* PROBLEM TO WORK ON: All entries must be repeated exactly; do not include the pictures.

* DATA FOR THIS EXERCISE:
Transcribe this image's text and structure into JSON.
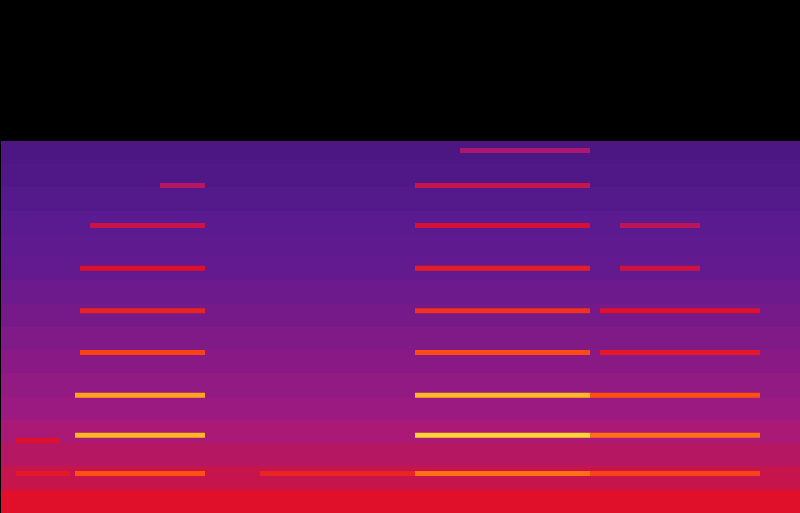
{
  "chart_data": {
    "type": "spectrogram",
    "xlim": [
      0,
      4
    ],
    "ylim": [
      0,
      11.025
    ],
    "xticks": [],
    "yticks": [],
    "tick_labels": false,
    "grid": false,
    "zlim": [
      -120,
      0
    ],
    "bands": [
      0,
      0.5,
      1.0,
      1.5,
      2.0,
      2.5,
      3.0,
      3.5,
      4.0,
      4.5,
      5.0,
      5.5,
      6.0,
      6.5,
      7.0,
      7.5,
      8.0
    ],
    "noise_levels": [
      -60,
      -66,
      -70,
      -73,
      -76,
      -78,
      -80,
      -82,
      -84,
      -86,
      -88,
      -89,
      -90,
      -92,
      -93,
      -94
    ],
    "harmonics": [
      {
        "t_start": 0.08,
        "t_end": 0.35,
        "frequency": 0.86,
        "level": -58
      },
      {
        "t_start": 0.08,
        "t_end": 0.3,
        "frequency": 1.57,
        "level": -60
      },
      {
        "t_start": 0.375,
        "t_end": 1.025,
        "frequency": 0.86,
        "level": -45
      },
      {
        "t_start": 0.375,
        "t_end": 1.025,
        "frequency": 1.68,
        "level": -28
      },
      {
        "t_start": 0.375,
        "t_end": 1.025,
        "frequency": 2.54,
        "level": -32
      },
      {
        "t_start": 0.4,
        "t_end": 1.025,
        "frequency": 3.46,
        "level": -48
      },
      {
        "t_start": 0.4,
        "t_end": 1.025,
        "frequency": 4.36,
        "level": -55
      },
      {
        "t_start": 0.4,
        "t_end": 1.025,
        "frequency": 5.27,
        "level": -60
      },
      {
        "t_start": 0.45,
        "t_end": 1.025,
        "frequency": 6.19,
        "level": -65
      },
      {
        "t_start": 0.8,
        "t_end": 1.025,
        "frequency": 7.05,
        "level": -70
      },
      {
        "t_start": 1.3,
        "t_end": 2.075,
        "frequency": 0.86,
        "level": -55
      },
      {
        "t_start": 2.075,
        "t_end": 2.95,
        "frequency": 0.86,
        "level": -40
      },
      {
        "t_start": 2.075,
        "t_end": 2.95,
        "frequency": 1.68,
        "level": -20
      },
      {
        "t_start": 2.075,
        "t_end": 2.95,
        "frequency": 2.54,
        "level": -28
      },
      {
        "t_start": 2.075,
        "t_end": 2.95,
        "frequency": 3.46,
        "level": -46
      },
      {
        "t_start": 2.075,
        "t_end": 2.95,
        "frequency": 4.36,
        "level": -52
      },
      {
        "t_start": 2.075,
        "t_end": 2.95,
        "frequency": 5.27,
        "level": -57
      },
      {
        "t_start": 2.075,
        "t_end": 2.95,
        "frequency": 6.19,
        "level": -62
      },
      {
        "t_start": 2.075,
        "t_end": 2.95,
        "frequency": 7.05,
        "level": -66
      },
      {
        "t_start": 2.3,
        "t_end": 2.95,
        "frequency": 7.8,
        "level": -72
      },
      {
        "t_start": 2.95,
        "t_end": 3.8,
        "frequency": 0.86,
        "level": -48
      },
      {
        "t_start": 2.95,
        "t_end": 3.8,
        "frequency": 1.68,
        "level": -40
      },
      {
        "t_start": 2.95,
        "t_end": 3.8,
        "frequency": 2.54,
        "level": -45
      },
      {
        "t_start": 3.0,
        "t_end": 3.8,
        "frequency": 3.46,
        "level": -58
      },
      {
        "t_start": 3.0,
        "t_end": 3.8,
        "frequency": 4.36,
        "level": -60
      },
      {
        "t_start": 3.1,
        "t_end": 3.5,
        "frequency": 5.27,
        "level": -64
      },
      {
        "t_start": 3.1,
        "t_end": 3.5,
        "frequency": 6.19,
        "level": -68
      }
    ]
  }
}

* RESPONSE BELOW:
Transcribe this image's text and structure into JSON.
{
  "chart_data": {
    "type": "spectrogram",
    "xlim": [
      0,
      4
    ],
    "ylim": [
      0,
      11.025
    ],
    "xticks": [],
    "yticks": [],
    "tick_labels": false,
    "grid": false,
    "zlim": [
      -120,
      0
    ],
    "bands": [
      0,
      0.5,
      1.0,
      1.5,
      2.0,
      2.5,
      3.0,
      3.5,
      4.0,
      4.5,
      5.0,
      5.5,
      6.0,
      6.5,
      7.0,
      7.5,
      8.0
    ],
    "noise_levels": [
      -60,
      -66,
      -70,
      -73,
      -76,
      -78,
      -80,
      -82,
      -84,
      -86,
      -88,
      -89,
      -90,
      -92,
      -93,
      -94
    ],
    "harmonics": [
      {
        "t_start": 0.08,
        "t_end": 0.35,
        "frequency": 0.86,
        "level": -58
      },
      {
        "t_start": 0.08,
        "t_end": 0.3,
        "frequency": 1.57,
        "level": -60
      },
      {
        "t_start": 0.375,
        "t_end": 1.025,
        "frequency": 0.86,
        "level": -45
      },
      {
        "t_start": 0.375,
        "t_end": 1.025,
        "frequency": 1.68,
        "level": -28
      },
      {
        "t_start": 0.375,
        "t_end": 1.025,
        "frequency": 2.54,
        "level": -32
      },
      {
        "t_start": 0.4,
        "t_end": 1.025,
        "frequency": 3.46,
        "level": -48
      },
      {
        "t_start": 0.4,
        "t_end": 1.025,
        "frequency": 4.36,
        "level": -55
      },
      {
        "t_start": 0.4,
        "t_end": 1.025,
        "frequency": 5.27,
        "level": -60
      },
      {
        "t_start": 0.45,
        "t_end": 1.025,
        "frequency": 6.19,
        "level": -65
      },
      {
        "t_start": 0.8,
        "t_end": 1.025,
        "frequency": 7.05,
        "level": -70
      },
      {
        "t_start": 1.3,
        "t_end": 2.075,
        "frequency": 0.86,
        "level": -55
      },
      {
        "t_start": 2.075,
        "t_end": 2.95,
        "frequency": 0.86,
        "level": -40
      },
      {
        "t_start": 2.075,
        "t_end": 2.95,
        "frequency": 1.68,
        "level": -20
      },
      {
        "t_start": 2.075,
        "t_end": 2.95,
        "frequency": 2.54,
        "level": -28
      },
      {
        "t_start": 2.075,
        "t_end": 2.95,
        "frequency": 3.46,
        "level": -46
      },
      {
        "t_start": 2.075,
        "t_end": 2.95,
        "frequency": 4.36,
        "level": -52
      },
      {
        "t_start": 2.075,
        "t_end": 2.95,
        "frequency": 5.27,
        "level": -57
      },
      {
        "t_start": 2.075,
        "t_end": 2.95,
        "frequency": 6.19,
        "level": -62
      },
      {
        "t_start": 2.075,
        "t_end": 2.95,
        "frequency": 7.05,
        "level": -66
      },
      {
        "t_start": 2.3,
        "t_end": 2.95,
        "frequency": 7.8,
        "level": -72
      },
      {
        "t_start": 2.95,
        "t_end": 3.8,
        "frequency": 0.86,
        "level": -48
      },
      {
        "t_start": 2.95,
        "t_end": 3.8,
        "frequency": 1.68,
        "level": -40
      },
      {
        "t_start": 2.95,
        "t_end": 3.8,
        "frequency": 2.54,
        "level": -45
      },
      {
        "t_start": 3.0,
        "t_end": 3.8,
        "frequency": 3.46,
        "level": -58
      },
      {
        "t_start": 3.0,
        "t_end": 3.8,
        "frequency": 4.36,
        "level": -60
      },
      {
        "t_start": 3.1,
        "t_end": 3.5,
        "frequency": 5.27,
        "level": -64
      },
      {
        "t_start": 3.1,
        "t_end": 3.5,
        "frequency": 6.19,
        "level": -68
      }
    ]
  }
}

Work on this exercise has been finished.